**Given task 1**
Reproduce the rows from the line with "- y-axis-label: Reduction" to the line with "- x-tick-label: 2: [614, 521, 626, 547]", keeping every character unchanged.

5 Ionic Framework App Development Tips and Tricks

Ionic is an incredibly useful framework for building HTML5 hybrid mobile apps. It is a great starting point for creating Cordova/Phonegap mobile applications. It provides common mobile app components that are reusable and adaptable. Ionic also provides a very useful CLI (command line interface) that allows you to create, compile, run and export mobile apps with ease. It is continuously adding new features pushing it beyond just a front end framework. Need to put together a prototype before building a native app or responsive web app? Ionic is a great choice for prototypes too.

In this article, I wanted to provide an overview of some of the most useful things I uncovered. I hope that it helps new developers get their own apps up and running faster.

These guides will assume you’ve got a project up and running in your CLI. We will use one of the templates found on the Ionic “Getting Started” page. For example, ionic start myApp blank. This is definitely the best way if you’re starting from scratch. You’ll get access to all of the Ionic CLI features along with their core starting template.

I’ll start with something almost every app will want to do – customization.

Where Is the Best Place for My Custom Styles in Ionic 1?

I’ve played around with a few ideas within the project structure looking for the best method. One that would be clean for my own expanding projects but would also work with the ionic Gulp set up. I didn’t want to change the default Ionic Gulp file unnecessarily.

Just Put Styles in www?

It may be tempting to rush into things and throw new scss files into the www folder somewhere. Near the code for the Ionic styles and then add a reference to your CSS file within the index.html. Avoid that! It doesn’t work so well with the Ionic Gulp set up. Better not to add things in there.

A Better Way – Adding Styles into ionic.app.scss

In the folder called /scss, you should find an ionic.app.scss file. This is the main SASS file that compiles all the styles for your app. This is what Ionic’s Gulp set up will refer to. Want your code to work and compile with everything else, including live refresh? The ionic.app.scss file is self-explanatory. You can add plenty of new styles at the end of this file. This will work well for small and simple apps with a few customizations.

One Step Further – Put Your Custom App Styles into Their Own Folder

Chances are, your app isn’t going to stay small and simple. It is going to grow and you are going to want it to remain manageable. This is especially true if a team of developers is involved (either now or in the future). For these reasons and more, I’d recommend splitting your custom styles into a neater set of files. The files should mirror Ionic’s sass files whenever we’re specifically overriding Ionic itself. Put these custom app styles into their own subfolder.

**Input for this task**
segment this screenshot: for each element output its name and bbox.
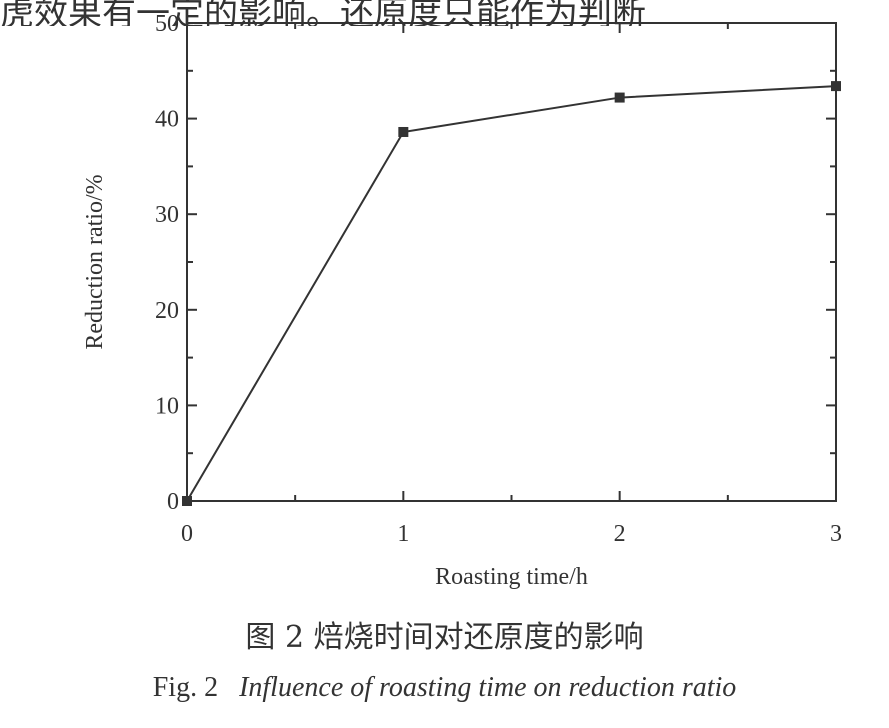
- y-axis-label: Reduction ratio/%: [82, 174, 108, 349]
- figure-number: Fig. 2: [152, 672, 219, 703]
- y-tick-label: 30: [155, 202, 179, 228]
- y-tick-label: 50: [155, 11, 179, 37]
- plot-frame: [186, 22, 837, 502]
- top-text-fragment: 虎效果有一定的影响。还原度只能作为判断: [0, 0, 646, 26]
- figure-caption-chinese: 图 2 焙烧时间对还原度的影响: [245, 620, 644, 655]
- x-tick-label: 2: [614, 521, 626, 547]
- figure-caption-english: Fig. 2 Influence of roasting time on red…: [0, 672, 889, 704]
- x-tick-label: 1: [397, 521, 409, 547]
- data-point: [614, 92, 625, 103]
- y-tick-label: 10: [155, 393, 179, 419]
- figure-title: Influence of roasting time on reduction …: [239, 672, 737, 703]
- data-point: [182, 496, 192, 506]
- data-point: [398, 126, 409, 137]
- y-tick-label: 0: [167, 489, 179, 515]
- data-point: [831, 81, 841, 92]
- y-tick-label: 20: [155, 298, 179, 324]
- x-tick-label: 3: [830, 521, 842, 547]
- series-markers: [182, 81, 841, 506]
- x-tick-label: 0: [181, 521, 193, 547]
- x-axis-label: Roasting time/h: [435, 564, 588, 590]
- axis-ticks: [186, 22, 837, 502]
- series-line: [186, 85, 837, 502]
- y-tick-label: 40: [155, 107, 179, 133]
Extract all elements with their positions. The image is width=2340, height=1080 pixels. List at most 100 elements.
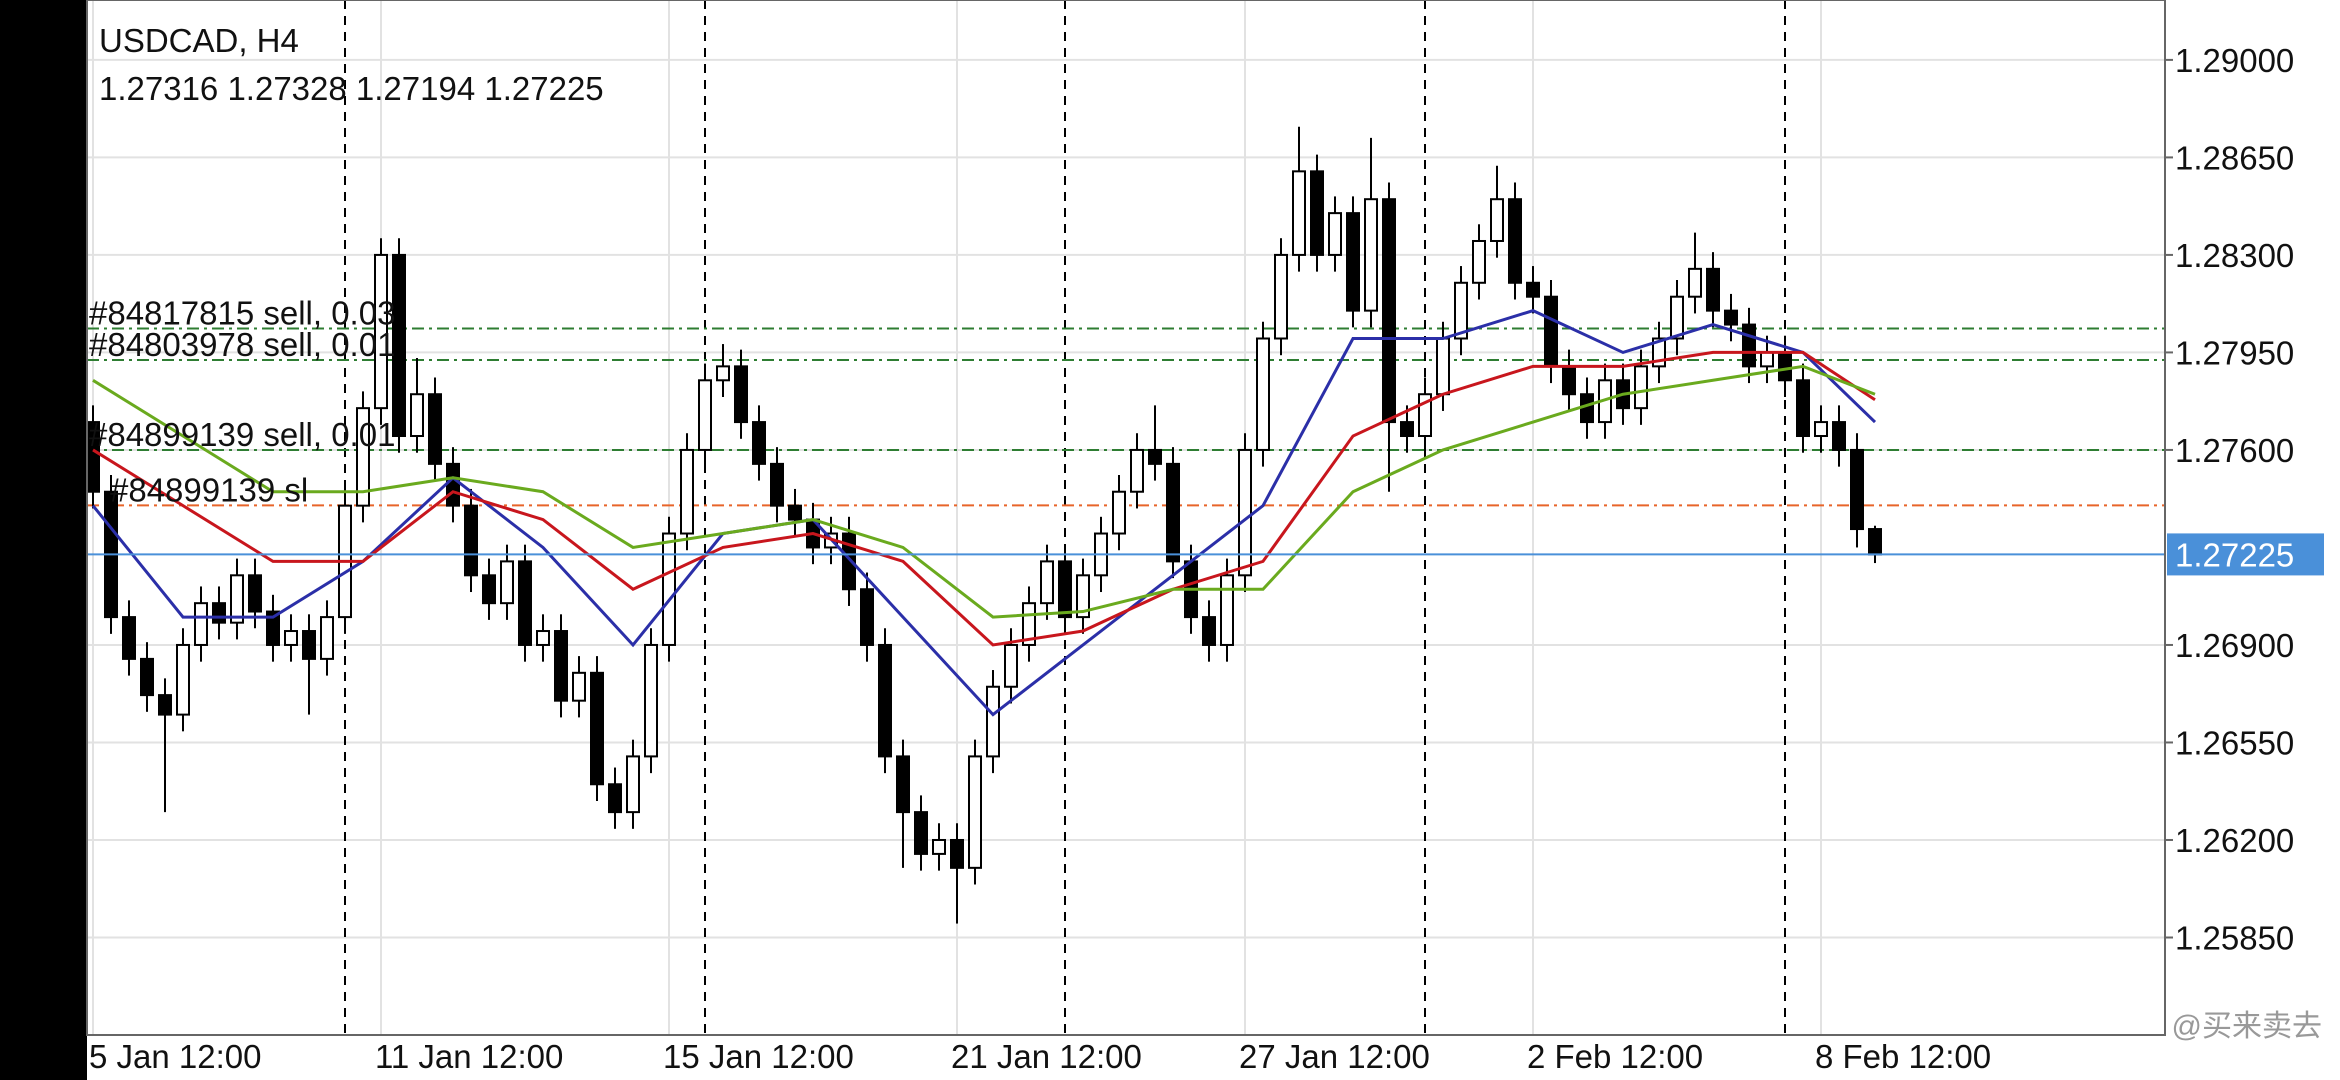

**Given task 2**
In the Ionic tips article, rewrite the paragraph beginning "Chances are, your app isn't going to stay small" as a short bulleted list that keeps its main facts.

**Reply 1**
- y-axis-label: Reduction ratio/%: [82, 174, 108, 349]
- figure-number: Fig. 2: [152, 672, 219, 703]
- y-tick-label: 30: [155, 202, 179, 228]
- y-tick-label: 50: [155, 11, 179, 37]
- plot-frame: [186, 22, 837, 502]
- top-text-fragment: 虎效果有一定的影响。还原度只能作为判断: [0, 0, 646, 26]
- figure-caption-chinese: 图 2 焙烧时间对还原度的影响: [245, 620, 644, 655]
- x-tick-label: 2: [614, 521, 626, 547]

**Reply 2**
- An app is likely to grow beyond small and simple, and it should stay manageable.
- This matters especially when a team of developers is involved, now or later.
- Custom styles should be split into a neater set of files.
- Those files should mirror Ionic's sass files wherever they specifically override Ionic.
- The custom app styles belong in their own subfolder.